Copy out all of the data exactly as it appears.

[Figure record extracts]
************

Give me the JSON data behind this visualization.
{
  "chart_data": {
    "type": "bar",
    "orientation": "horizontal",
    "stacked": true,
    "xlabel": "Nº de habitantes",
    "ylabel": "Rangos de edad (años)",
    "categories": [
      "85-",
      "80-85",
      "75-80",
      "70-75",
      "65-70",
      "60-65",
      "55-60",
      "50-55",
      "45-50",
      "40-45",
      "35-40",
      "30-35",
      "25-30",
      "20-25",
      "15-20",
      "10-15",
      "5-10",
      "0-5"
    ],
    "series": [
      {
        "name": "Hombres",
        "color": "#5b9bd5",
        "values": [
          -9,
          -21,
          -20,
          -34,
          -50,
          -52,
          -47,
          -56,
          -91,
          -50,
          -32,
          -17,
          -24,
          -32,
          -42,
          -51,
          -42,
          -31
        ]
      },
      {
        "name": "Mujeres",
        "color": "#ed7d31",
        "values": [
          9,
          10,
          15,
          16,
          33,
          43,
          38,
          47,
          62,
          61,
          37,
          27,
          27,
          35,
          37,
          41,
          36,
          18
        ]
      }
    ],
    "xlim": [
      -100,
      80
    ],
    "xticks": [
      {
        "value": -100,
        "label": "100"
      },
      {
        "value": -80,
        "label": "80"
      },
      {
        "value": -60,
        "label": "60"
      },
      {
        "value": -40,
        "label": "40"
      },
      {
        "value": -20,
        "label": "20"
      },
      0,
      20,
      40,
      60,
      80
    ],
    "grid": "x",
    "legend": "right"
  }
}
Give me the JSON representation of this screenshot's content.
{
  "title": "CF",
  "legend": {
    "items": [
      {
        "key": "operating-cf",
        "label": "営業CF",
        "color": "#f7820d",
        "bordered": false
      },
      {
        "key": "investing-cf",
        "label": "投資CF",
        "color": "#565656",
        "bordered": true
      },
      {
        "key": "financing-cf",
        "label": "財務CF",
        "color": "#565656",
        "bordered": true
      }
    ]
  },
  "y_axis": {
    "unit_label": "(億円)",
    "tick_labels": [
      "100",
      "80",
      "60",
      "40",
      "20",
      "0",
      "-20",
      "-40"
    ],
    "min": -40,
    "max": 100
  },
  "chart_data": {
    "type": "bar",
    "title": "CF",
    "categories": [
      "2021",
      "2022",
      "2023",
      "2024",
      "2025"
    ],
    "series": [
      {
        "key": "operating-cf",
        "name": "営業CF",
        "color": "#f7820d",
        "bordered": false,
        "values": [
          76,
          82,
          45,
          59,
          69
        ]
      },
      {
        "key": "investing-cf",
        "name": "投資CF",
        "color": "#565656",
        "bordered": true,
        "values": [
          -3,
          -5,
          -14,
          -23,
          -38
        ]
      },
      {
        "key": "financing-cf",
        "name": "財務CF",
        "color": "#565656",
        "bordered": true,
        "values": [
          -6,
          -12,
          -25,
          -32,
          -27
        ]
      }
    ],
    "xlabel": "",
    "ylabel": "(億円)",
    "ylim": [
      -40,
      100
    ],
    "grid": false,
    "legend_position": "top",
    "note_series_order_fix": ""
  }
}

************

- _SOLUTION TO THIS EXERCISE_:
Give me the JSON data behind this visualization.
{
  "chart_data": {
    "type": "bar",
    "orientation": "horizontal",
    "stacked": true,
    "xlabel": "Nº de habitantes",
    "ylabel": "Rangos de edad (años)",
    "categories": [
      "85-",
      "80-85",
      "75-80",
      "70-75",
      "65-70",
      "60-65",
      "55-60",
      "50-55",
      "45-50",
      "40-45",
      "35-40",
      "30-35",
      "25-30",
      "20-25",
      "15-20",
      "10-15",
      "5-10",
      "0-5"
    ],
    "series": [
      {
        "name": "Hombres",
        "color": "#5b9bd5",
        "values": [
          -9,
          -21,
          -20,
          -34,
          -50,
          -52,
          -47,
          -56,
          -91,
          -50,
          -32,
          -17,
          -24,
          -32,
          -42,
          -51,
          -42,
          -31
        ]
      },
      {
        "name": "Mujeres",
        "color": "#ed7d31",
        "values": [
          9,
          10,
          15,
          16,
          33,
          43,
          38,
          47,
          62,
          61,
          37,
          27,
          27,
          35,
          37,
          41,
          36,
          18
        ]
      }
    ],
    "xlim": [
      -100,
      80
    ],
    "xticks": [
      {
        "value": -100,
        "label": "100"
      },
      {
        "value": -80,
        "label": "80"
      },
      {
        "value": -60,
        "label": "60"
      },
      {
        "value": -40,
        "label": "40"
      },
      {
        "value": -20,
        "label": "20"
      },
      0,
      20,
      40,
      60,
      80
    ],
    "grid": "x",
    "legend": "right"
  }
}
Give me the JSON representation of this screenshot's content.
{
  "title": "CF",
  "legend": {
    "items": [
      {
        "key": "operating-cf",
        "label": "営業CF",
        "color": "#f7820d",
        "bordered": false
      },
      {
        "key": "investing-cf",
        "label": "投資CF",
        "color": "#565656",
        "bordered": true
      },
      {
        "key": "financing-cf",
        "label": "財務CF",
        "color": "#565656",
        "bordered": true
      }
    ]
  },
  "y_axis": {
    "unit_label": "(億円)",
    "tick_labels": [
      "100",
      "80",
      "60",
      "40",
      "20",
      "0",
      "-20",
      "-40"
    ],
    "min": -40,
    "max": 100
  },
  "chart_data": {
    "type": "bar",
    "title": "CF",
    "categories": [
      "2021",
      "2022",
      "2023",
      "2024",
      "2025"
    ],
    "series": [
      {
        "key": "operating-cf",
        "name": "営業CF",
        "color": "#f7820d",
        "bordered": false,
        "values": [
          76,
          82,
          45,
          59,
          69
        ]
      },
      {
        "key": "investing-cf",
        "name": "投資CF",
        "color": "#565656",
        "bordered": true,
        "values": [
          -3,
          -5,
          -14,
          -23,
          -38
        ]
      },
      {
        "key": "financing-cf",
        "name": "財務CF",
        "color": "#565656",
        "bordered": true,
        "values": [
          -6,
          -12,
          -25,
          -32,
          -27
        ]
      }
    ],
    "xlabel": "",
    "ylabel": "(億円)",
    "ylim": [
      -40,
      100
    ],
    "grid": false,
    "legend_position": "top",
    "note_series_order_fix": ""
  }
}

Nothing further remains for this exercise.